> _EXTRACT PROVIDED_
The related controller's _edit_or_new() method does its own check_access() call, that should be done by the related_create() action (there shouldn't be any auth stuff in controllers).

There's some other weird stuff going on in the controller here too, like some unflattening and tuplizing and putting a package in c.pkg_dict that may not be used anywhere.

It shows a flash message after creating the item, which I don't think we normally do in CKAN, shouldn't be there? (Updating and deleting related items also does this.)

The method docstring of the related controller's _edit_or_new() method looks more like a git commit message.

It adds "related" and "id" to the context at the end, not sure why.

Actions

related_list

The related_list() action function (returns a list of related items, optionally filtered by dataset, type and whether featured) is for some reason putting a package in c.pkg and c.pkg_dict, but I'm not sure if this is actually used (and it doesn't seem like something an action function should do.

related_list() can accept either a dataset ID (in a param named id, which would be clearer if it was called dataset_id) or a dataset dict (in a param called dataset). If the dataset param is not present, it falls back to the id param. This precedence isn't documented or tested. This seems unnecessary to me, much simpler to accept just the id.

If no dataset id or dict is given, it returns all related items, but I don't think this is documented either. Also it looks like all the sorting and filtering features are only applied when returning all related items, and not when returning a dataset's related items (again not mentioned in the docstring).

related_list() calls check_access('related_show'), i.e. it calls the related_show auth function, it should have its own related_list auth function.

It doesn't appear to do much validation of params, e.g. what happens if the given dataset dict or id is invalid?

It also makes a JSON dump of all of the package's resources for some reason?

related_create

After calling model_save.related_dict_save() the related_create() action seems to do its own thing to append the related item to the dataset's list of related items. Should this be done in model_save?

Schemas

The related_show() action uses the default_related_schema(), which is also used by related_create and related_update. I think each action should have its own schema: default_related_show_schema(), default_related_create_schema(), default_related_update schema(). If they're all the same, then make a _default_related_schema() helper function and have them all call it.

In the case of related items, I'm not sure I see the point of validating the data coming out of the database anyway, since I don't think any conversions are done. With packages and resources for example, the schemas can be customized by IDatasetForm and the custom schemas may include converter functions like convert_from_tags() and convert_from_extras(), so that's why data coming out of the database in package_show() needs to be converted/validated. But in related_show(), this seems pointless?

> _COLLECTED DATA_

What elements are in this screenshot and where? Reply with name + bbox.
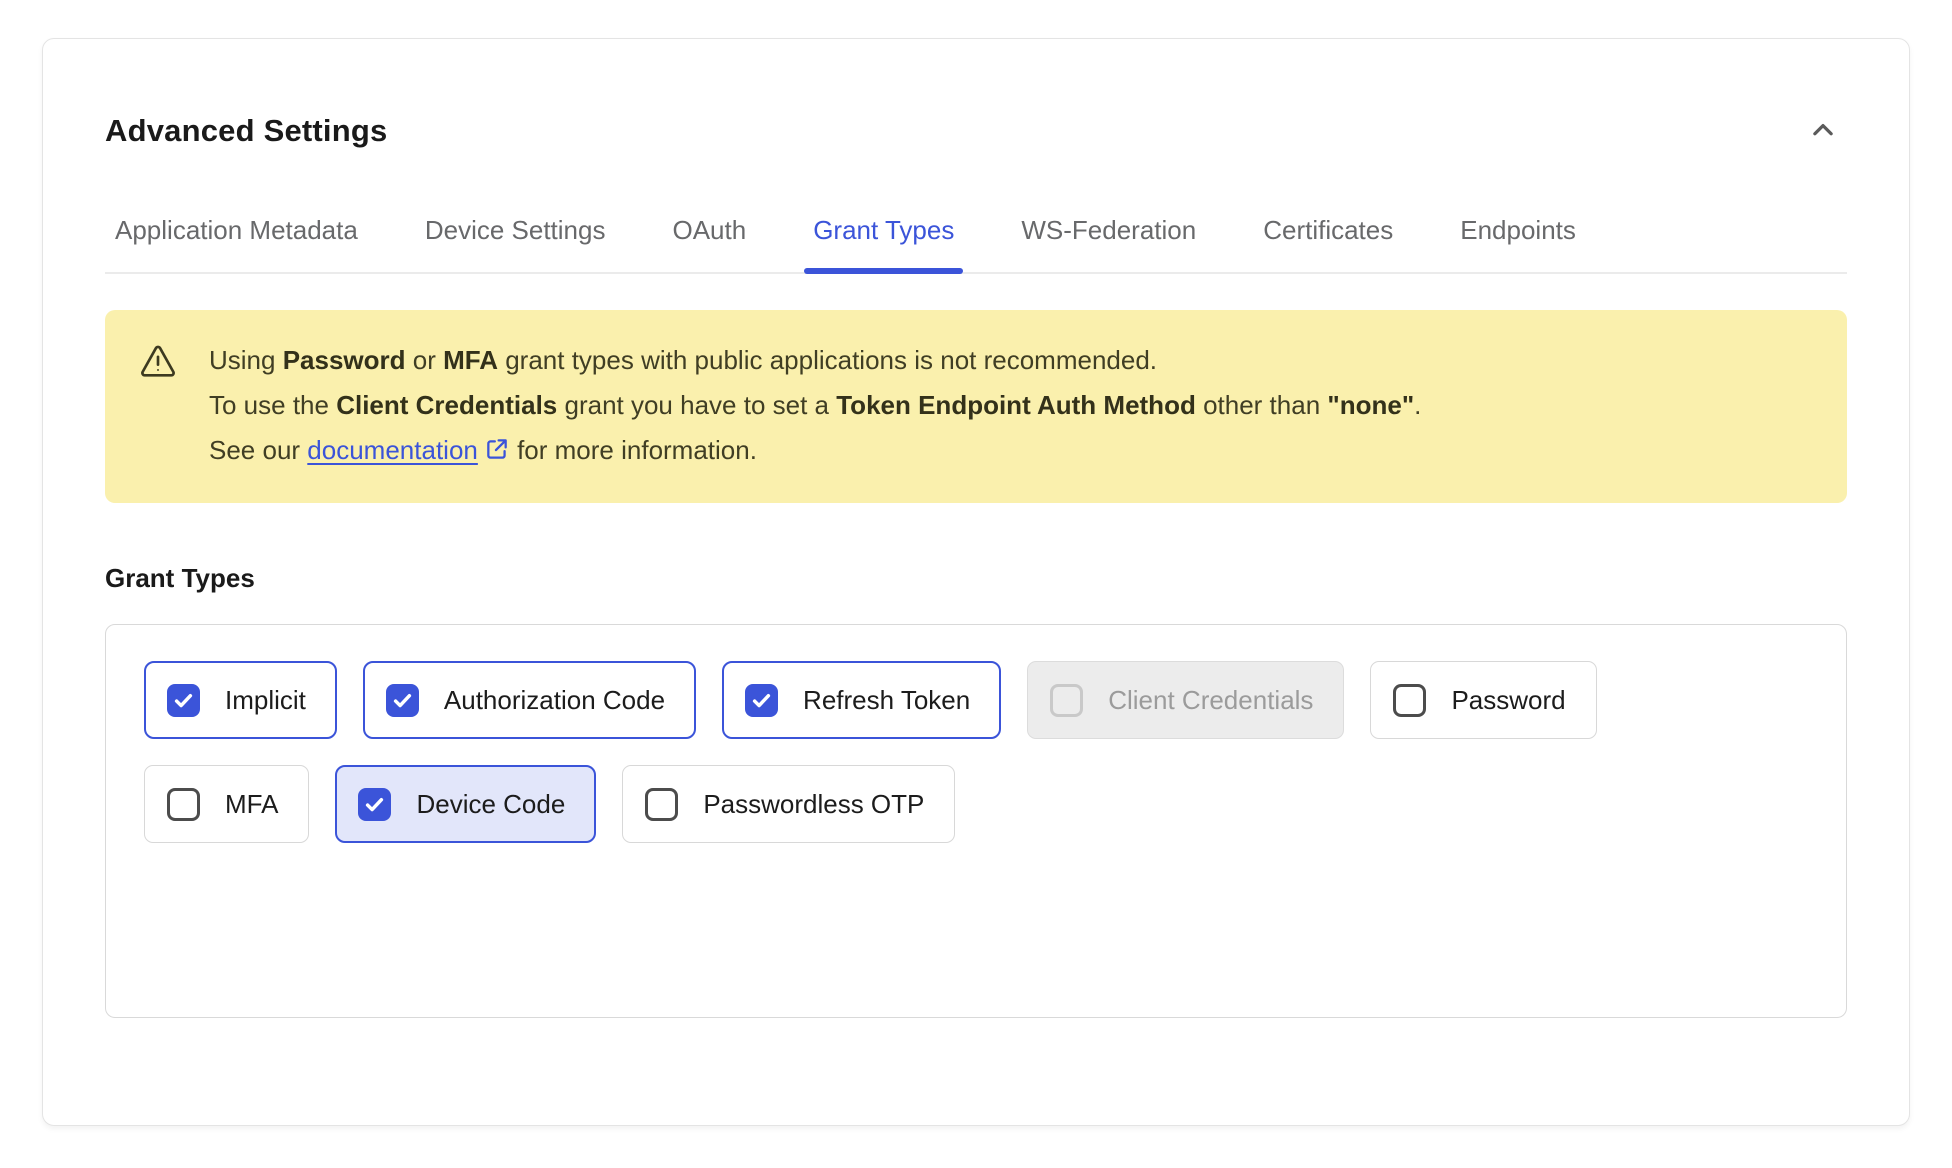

> _REQUEST_
Please continue the review of CKAN's related-items code above from the point where it stops.

> _FINAL ANSWER_
It looks like user_dictize(), if passed the 'with_related' option in the context, will also dictize all of the user's related items. When showing a user profile page, the user controller does pass this option. The dictized items are never used though.

I think this (and several other instances of odd, apparently unused stuff being put into contexts and Pylons template contexts by various related items functions) shows why we should be avoiding things like the template context, and instead using template helper functions. These context variables were presumably once used by the templates, but the templates have since been changed and no longer use them, so they're wasting CPU cycles and cluttering up the code. If the old templates had been calling helper functions instead, those helper function calls would have been deleted along with the old template code.

Some of these template context variables may be used by the legacy templates (and the tests!) but not used in the new templates.

Tests

There are related items tests in tests/functional/test_related.py, tests/functional/pi/test_activity.py and tests/logic/test_action.py. I haven't looked into these but it would probably be really good to write a complete new-style tests for the feature and delete all of these old ones.

New implementation

Aims

The "related items" feature (to be renamed, probably) is about re-uses of data, e.g. apps, visualizations, stories, etc. that use the data from a CKAN site.
seanh: It may not have been clear previously that "related items" were only meant for reuses of data. You might have posted, for example, a document about how the data was collected as a related item. In this new spec, we've decided to make the feature specifically about data reuses. We should probably rename the feature to "data reuses" or something to that effect.

We want to let:

Site maintainers promote data reuses on their CKAN sites
Data reusers relate their data reuses to the relevant datasets within the CKAN site
Site visitors search for and find valuable reuses
Site admins and dataset owners moderate reuses
Site admins and dataset owners showcase the best reuses

Note that site admins or organization admins may add their own data reuses to the site, so they may be playing the role of data reusers as well.

What do we call the feature?

seanh: I don't think related items is a very good name, it's too abstract and doesn't suggest what the feature is for or what it does. Related media is even worse. Apps & ideas doesn't seem right because related items can be more than just apps and ideas. Also I don't think an "idea" is a very good type for a related item, concrete types are better e.g. blog post, news article, application. If the feature is meant to be about showing reuses of data, could we call it something like Data reuses?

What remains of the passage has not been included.